# Exercise prompt:
Extract every line that includes the string "only".

# Extracted material:
****************
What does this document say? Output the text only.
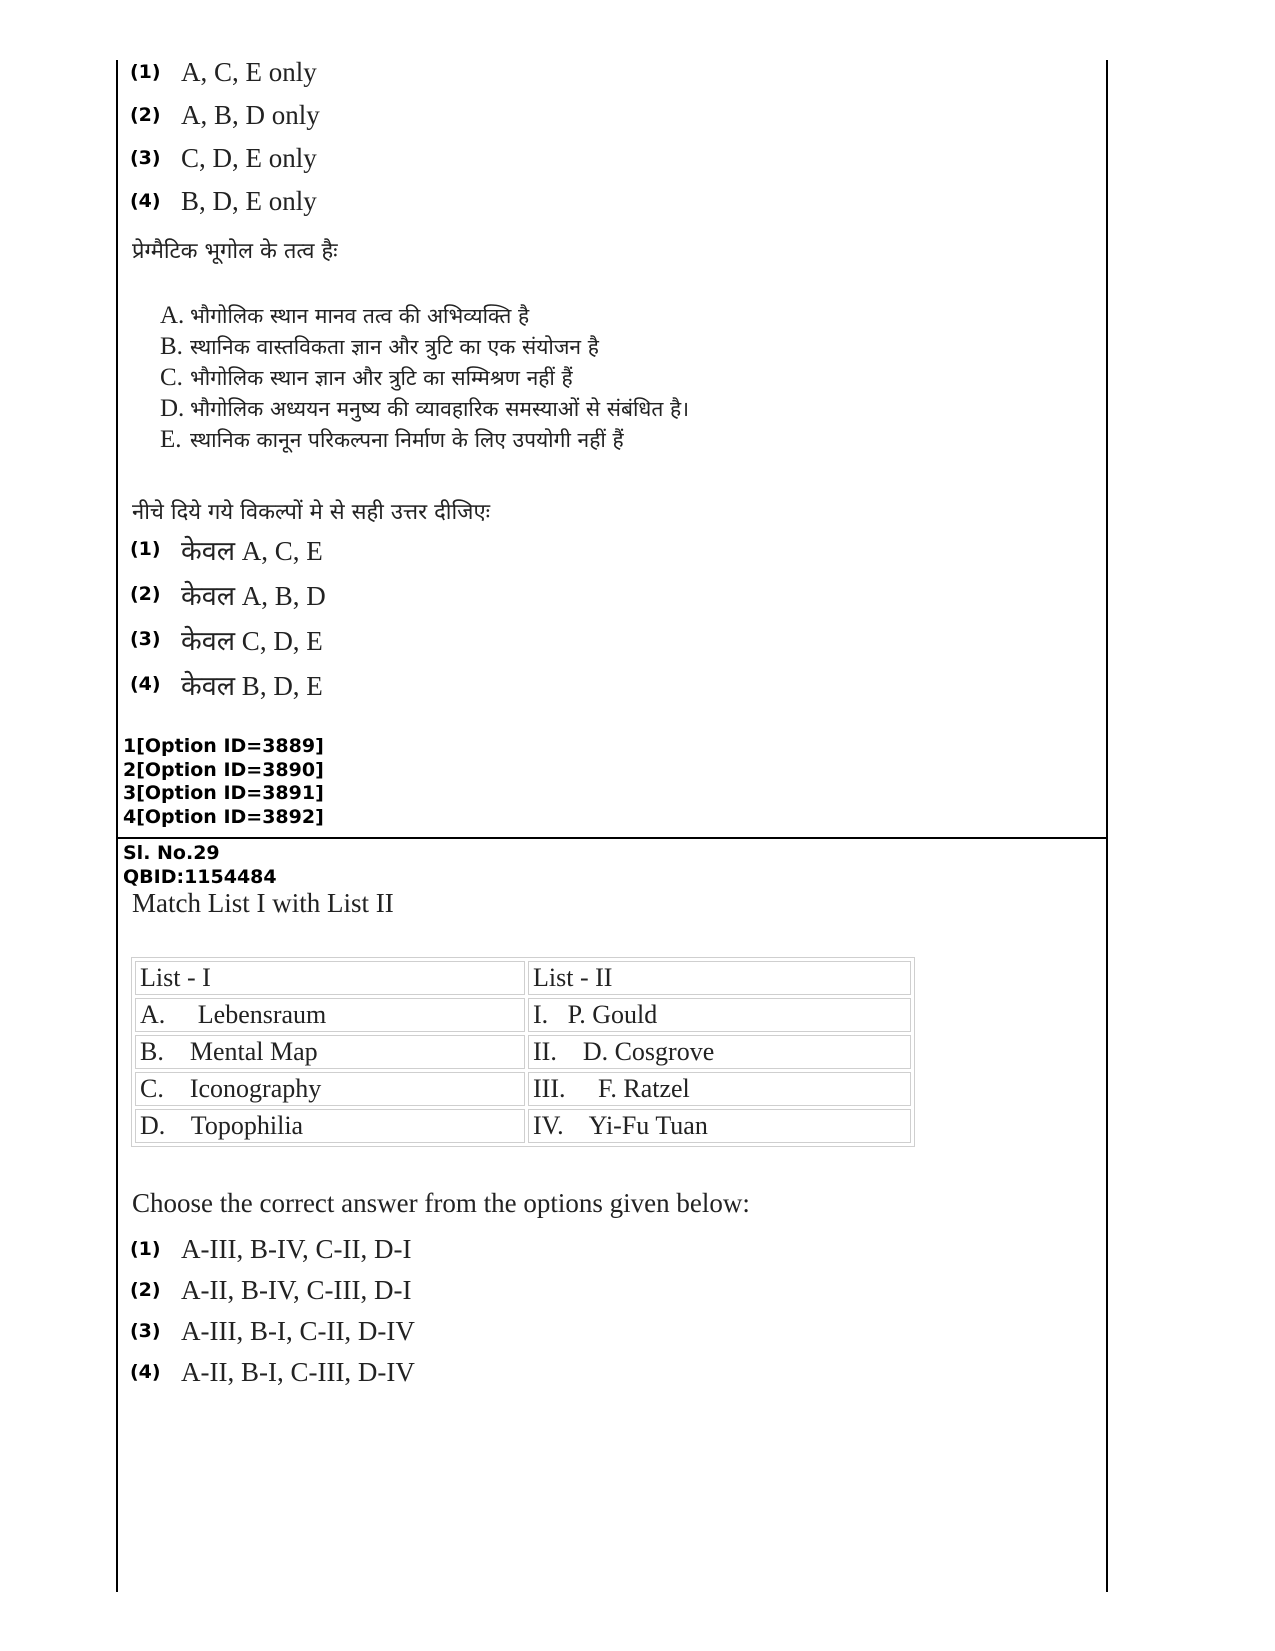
(1) A, C, E only
(2) A, B, D only
(3) C, D, E only
(4) B, D, E only
प्रेग्मैटिक भूगोल के तत्व हैः
A. भौगोलिक स्थान मानव तत्व की अभिव्यक्ति है
B. स्थानिक वास्तविकता ज्ञान और त्रुटि का एक संयोजन है
C. भौगोलिक स्थान ज्ञान और त्रुटि का सम्मिश्रण नहीं हैं
D. भौगोलिक अध्ययन मनुष्य की व्यावहारिक समस्याओं से संबंधित है।
E. स्थानिक कानून परिकल्पना निर्माण के लिए उपयोगी नहीं हैं
नीचे दिये गये विकल्पों मे से सही उत्तर दीजिएः
(1) केवल A, C, E
(2) केवल A, B, D
(3) केवल C, D, E
(4) केवल B, D, E
1[Option ID=3889]
2[Option ID=3890]
3[Option ID=3891]
4[Option ID=3892]
Sl. No.29
QBID:1154484
Match List I with List II
List - I	List - II
A.     Lebensraum	I.   P. Gould
B.    Mental Map	II.    D. Cosgrove
C.    Iconography	III.     F. Ratzel
D.    Topophilia	IV.    Yi-Fu Tuan
Choose the correct answer from the options given below:
(1) A-III, B-IV, C-II, D-I
(2) A-II, B-IV, C-III, D-I
(3) A-III, B-I, C-II, D-IV
(4) A-II, B-I, C-III, D-IV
****************
# Solution to this task:
What does this document say? Output the text only.
(1) A, C, E only
(2) A, B, D only
(3) C, D, E only
(4) B, D, E only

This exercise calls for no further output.